→ SOURCE:
_ _ _ _ _

There are several different reasons why you may need to employ SSH to deliver a SOCKS proxy.  Two common reasons are if you’re connected to a public network you don’t trust (like a cafe Wi-Fi network), or if you want to get to a range of services inside a secured network to which you only have SSH access.

Since the process is identical in both cases, I won’t cover them separately.

The diagram below shows a shared workstation (maybe in a library) connected to a public Wi-Fi network.  You can’t trust the network, anyone could be intercepting unencrypted traffic on it.

There is however a sever somewhere to which you have SSH access (and which in theory, you control and so trust).  What you would like to do is browse several websites or connect to some other SOCKS supporting services, without anyone on the public Wi-Fi being able to intercept that traffic.  If you were only connecting to a single service you could use simple tunnelling as per the previous two examples, but this time, you want to browse a few websites, and it’s not sensible to try and create a tunnel for each one.  In this instance, you use SSH to set up a dynamic tunnel, which provides a SOCKS proxy.

The command is even easier.

ssh -D 127.0.0.1:9090 fred@shell.example.net

Similar to the previous commands, but you’ll notice there is no target destination, only a listening address and port.  The -D tells SSH to listen on 127.0.0.1 port 9090 in this case, and operate as a SOCKS proxy, starting at the server you’ve connected to.

In PuTTY you would configure this as below,

Note that the destination address is left blank.

In order to use this tunnel, you need to do a little more work than previously.  Assuming we’re going to use it primarily for web browsing, you would need to tell your web client to use a SOCKS proxy.  In Firefox, you would configure it like this,

Now, when you try and browse anything in Firefox, it sends the requests to what it believes is a SOCKS proxy server (127.0.0.1, port 9090).  That’s really your SSH connection to shell.example.net.  At the other end, your SSH connection sends the data on to the correct web server, receives it, and passes it back to your workstation and into Firefox.

The net result (pun intended) results in a diagram which looks like this.

So your browsing is secure as far as the Public Wi-Fi is concerned.  SOCKS supports a number of different protocols, and different clients are configured in different ways.  But as long as your tool supports SOCKS, you can point it at the 127.0.0.1 9090 server, and it will work as above.

SOCKS via SSH is extremely powerful.  Here’s a further diagram of another situation where you may want to use it.

Your company has a number of web servers internally which provide time recording, project planning and other information.  While working away from the office you need to access those services.  There are too many to set up individual tunnels.  There is an SSH server in the company’s control which can be reached from the Internet.  Using the -D option, you can turn that server into your own SOCKS proxy and browse to the company web servers to complete your work.

_ _ _ _ _

→ WORK TO COMPLETE:
1. In the SSH SOCKS proxy guide, list each action the SSH connection performs at the far end once Firefox sends it a request.
2. According to the SSH SOCKS proxy guide, which field is left blank when the tunnel is configured in PuTTY?

→ DATASET EXTRACT:

_ _ _ _ _

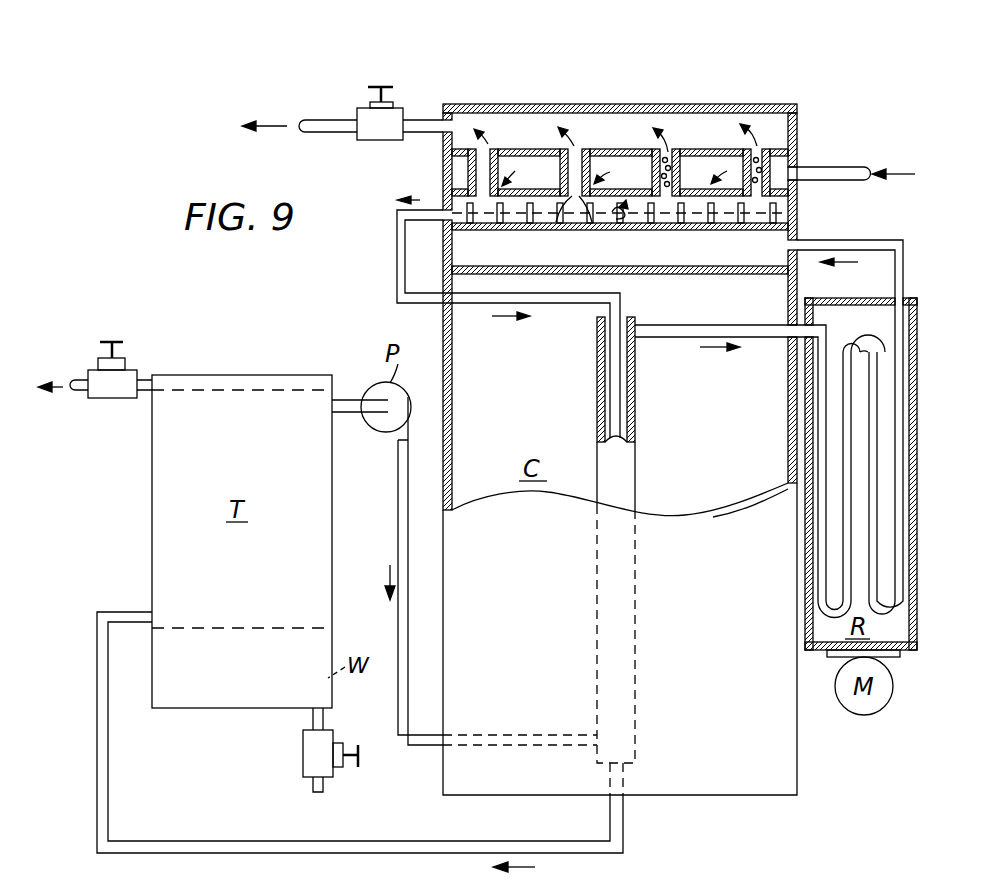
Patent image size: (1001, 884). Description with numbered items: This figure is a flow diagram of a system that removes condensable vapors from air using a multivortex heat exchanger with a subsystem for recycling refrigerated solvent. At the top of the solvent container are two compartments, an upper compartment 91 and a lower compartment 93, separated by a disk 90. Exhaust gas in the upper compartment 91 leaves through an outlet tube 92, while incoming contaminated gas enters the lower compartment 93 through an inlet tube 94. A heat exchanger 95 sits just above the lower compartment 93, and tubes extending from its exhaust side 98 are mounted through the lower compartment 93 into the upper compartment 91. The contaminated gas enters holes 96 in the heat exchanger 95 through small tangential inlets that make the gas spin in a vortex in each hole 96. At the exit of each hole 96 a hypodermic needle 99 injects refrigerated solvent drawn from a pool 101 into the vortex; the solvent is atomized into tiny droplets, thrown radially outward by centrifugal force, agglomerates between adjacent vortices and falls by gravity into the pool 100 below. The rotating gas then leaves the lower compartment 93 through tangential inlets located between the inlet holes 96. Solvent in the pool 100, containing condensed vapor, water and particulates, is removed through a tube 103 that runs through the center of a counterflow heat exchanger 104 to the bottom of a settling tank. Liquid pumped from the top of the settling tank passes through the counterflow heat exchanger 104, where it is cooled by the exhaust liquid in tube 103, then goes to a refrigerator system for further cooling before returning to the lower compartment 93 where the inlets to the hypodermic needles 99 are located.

_ _ _ _ _

→ OUTPUTS BY TASK:
1.
- Sends the data on to the correct web server
- Receives it
- Passes it back to your workstation and into Firefox

2. The destination address.